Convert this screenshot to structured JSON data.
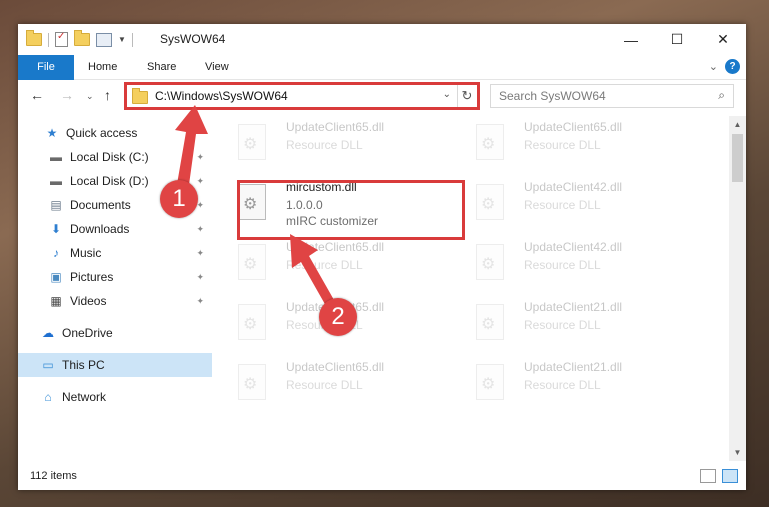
{
  "window": {
    "title": "SysWOW64",
    "minimize": "—",
    "maximize": "☐",
    "close": "✕"
  },
  "ribbon": {
    "tabs": [
      "File",
      "Home",
      "Share",
      "View"
    ],
    "expand_icon": "⌄",
    "help": "?"
  },
  "nav": {
    "back": "←",
    "forward": "→",
    "recent": "⌄",
    "up": "↑"
  },
  "address": {
    "path": "C:\\Windows\\SysWOW64",
    "dropdown": "⌄",
    "refresh": "↻"
  },
  "search": {
    "placeholder": "Search SysWOW64",
    "icon": "⌕"
  },
  "sidebar": {
    "items": [
      {
        "label": "Quick access",
        "icon": "★",
        "icon_color": "#2f7fd0"
      },
      {
        "label": "Local Disk (C:)",
        "icon": "▬",
        "icon_color": "#6a6a6a",
        "pinned": "📌"
      },
      {
        "label": "Local Disk (D:)",
        "icon": "▬",
        "icon_color": "#6a6a6a",
        "pinned": "📌"
      },
      {
        "label": "Documents",
        "icon": "▤",
        "icon_color": "#6a7a8a",
        "pinned": "📌"
      },
      {
        "label": "Downloads",
        "icon": "⬇",
        "icon_color": "#2f7fd0",
        "pinned": "📌"
      },
      {
        "label": "Music",
        "icon": "♪",
        "icon_color": "#2f7fd0",
        "pinned": "📌"
      },
      {
        "label": "Pictures",
        "icon": "▣",
        "icon_color": "#4a8ac0",
        "pinned": "📌"
      },
      {
        "label": "Videos",
        "icon": "▦",
        "icon_color": "#444",
        "pinned": "📌"
      },
      {
        "label": "OneDrive",
        "icon": "☁",
        "icon_color": "#1e6fd0"
      },
      {
        "label": "This PC",
        "icon": "▭",
        "icon_color": "#3a8fd7"
      },
      {
        "label": "Network",
        "icon": "⌂",
        "icon_color": "#3a8fd7"
      }
    ]
  },
  "files": {
    "left": [
      {
        "name": "UpdateClient65.dll",
        "type": "Resource DLL"
      },
      {
        "name": "mircustom.dll",
        "version": "1.0.0.0",
        "type": "mIRC customizer"
      },
      {
        "name": "UpdateClient65.dll",
        "type": "Resource DLL"
      },
      {
        "name": "UpdateClient65.dll",
        "type": "Resource DLL"
      },
      {
        "name": "UpdateClient65.dll",
        "type": "Resource DLL"
      }
    ],
    "right": [
      {
        "name": "UpdateClient65.dll",
        "type": "Resource DLL"
      },
      {
        "name": "UpdateClient42.dll",
        "type": "Resource DLL"
      },
      {
        "name": "UpdateClient42.dll",
        "type": "Resource DLL"
      },
      {
        "name": "UpdateClient21.dll",
        "type": "Resource DLL"
      },
      {
        "name": "UpdateClient21.dll",
        "type": "Resource DLL"
      }
    ]
  },
  "scrollbar": {
    "up": "▲",
    "down": "▼"
  },
  "status": {
    "items_count": "112 items"
  },
  "annotations": {
    "step1": "1",
    "step2": "2",
    "color": "#d93b3b"
  }
}
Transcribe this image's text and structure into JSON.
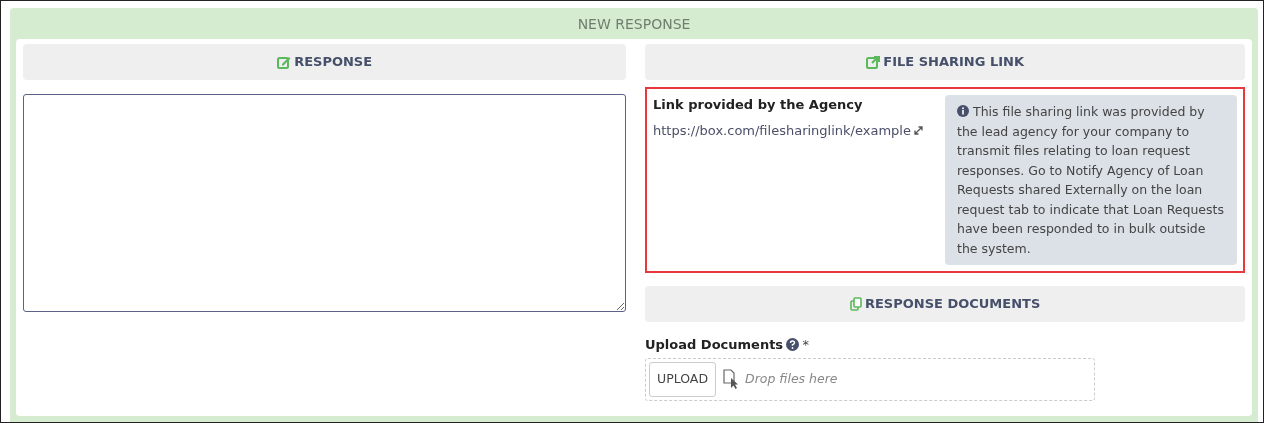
{
  "panel": {
    "title": "NEW RESPONSE"
  },
  "response": {
    "heading": "RESPONSE"
  },
  "file_sharing": {
    "heading": "FILE SHARING LINK",
    "highlighted": true,
    "label": "Link provided by the Agency",
    "link": "https://box.com/filesharinglink/example",
    "info": "This file sharing link was provided by the lead agency for your company to transmit files relating to loan request responses. Go to Notify Agency of Loan Requests shared Externally on the loan request tab to indicate that Loan Requests have been responded to in bulk outside the system."
  },
  "documents": {
    "heading": "RESPONSE DOCUMENTS",
    "label": "Upload Documents",
    "required_mark": "*",
    "upload_button": "UPLOAD",
    "drop_placeholder": "Drop files here"
  }
}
+--
All the material shown above is to be copied exactly, with no pictures carried over.

Convert this screenshot to structured JSON data.
{
  "window": {
    "title": "SysWOW64",
    "minimize": "—",
    "maximize": "☐",
    "close": "✕"
  },
  "ribbon": {
    "tabs": [
      "File",
      "Home",
      "Share",
      "View"
    ],
    "expand_icon": "⌄",
    "help": "?"
  },
  "nav": {
    "back": "←",
    "forward": "→",
    "recent": "⌄",
    "up": "↑"
  },
  "address": {
    "path": "C:\\Windows\\SysWOW64",
    "dropdown": "⌄",
    "refresh": "↻"
  },
  "search": {
    "placeholder": "Search SysWOW64",
    "icon": "⌕"
  },
  "sidebar": {
    "items": [
      {
        "label": "Quick access",
        "icon": "★",
        "icon_color": "#2f7fd0"
      },
      {
        "label": "Local Disk (C:)",
        "icon": "▬",
        "icon_color": "#6a6a6a",
        "pinned": "📌"
      },
      {
        "label": "Local Disk (D:)",
        "icon": "▬",
        "icon_color": "#6a6a6a",
        "pinned": "📌"
      },
      {
        "label": "Documents",
        "icon": "▤",
        "icon_color": "#6a7a8a",
        "pinned": "📌"
      },
      {
        "label": "Downloads",
        "icon": "⬇",
        "icon_color": "#2f7fd0",
        "pinned": "📌"
      },
      {
        "label": "Music",
        "icon": "♪",
        "icon_color": "#2f7fd0",
        "pinned": "📌"
      },
      {
        "label": "Pictures",
        "icon": "▣",
        "icon_color": "#4a8ac0",
        "pinned": "📌"
      },
      {
        "label": "Videos",
        "icon": "▦",
        "icon_color": "#444",
        "pinned": "📌"
      },
      {
        "label": "OneDrive",
        "icon": "☁",
        "icon_color": "#1e6fd0"
      },
      {
        "label": "This PC",
        "icon": "▭",
        "icon_color": "#3a8fd7"
      },
      {
        "label": "Network",
        "icon": "⌂",
        "icon_color": "#3a8fd7"
      }
    ]
  },
  "files": {
    "left": [
      {
        "name": "UpdateClient65.dll",
        "type": "Resource DLL"
      },
      {
        "name": "mircustom.dll",
        "version": "1.0.0.0",
        "type": "mIRC customizer"
      },
      {
        "name": "UpdateClient65.dll",
        "type": "Resource DLL"
      },
      {
        "name": "UpdateClient65.dll",
        "type": "Resource DLL"
      },
      {
        "name": "UpdateClient65.dll",
        "type": "Resource DLL"
      }
    ],
    "right": [
      {
        "name": "UpdateClient65.dll",
        "type": "Resource DLL"
      },
      {
        "name": "UpdateClient42.dll",
        "type": "Resource DLL"
      },
      {
        "name": "UpdateClient42.dll",
        "type": "Resource DLL"
      },
      {
        "name": "UpdateClient21.dll",
        "type": "Resource DLL"
      },
      {
        "name": "UpdateClient21.dll",
        "type": "Resource DLL"
      }
    ]
  },
  "scrollbar": {
    "up": "▲",
    "down": "▼"
  },
  "status": {
    "items_count": "112 items"
  },
  "annotations": {
    "step1": "1",
    "step2": "2",
    "color": "#d93b3b"
  }
}
Transcribe this image's text and structure into JSON.
{
  "panel": {
    "title": "NEW RESPONSE"
  },
  "response": {
    "heading": "RESPONSE"
  },
  "file_sharing": {
    "heading": "FILE SHARING LINK",
    "highlighted": true,
    "label": "Link provided by the Agency",
    "link": "https://box.com/filesharinglink/example",
    "info": "This file sharing link was provided by the lead agency for your company to transmit files relating to loan request responses. Go to Notify Agency of Loan Requests shared Externally on the loan request tab to indicate that Loan Requests have been responded to in bulk outside the system."
  },
  "documents": {
    "heading": "RESPONSE DOCUMENTS",
    "label": "Upload Documents",
    "required_mark": "*",
    "upload_button": "UPLOAD",
    "drop_placeholder": "Drop files here"
  }
}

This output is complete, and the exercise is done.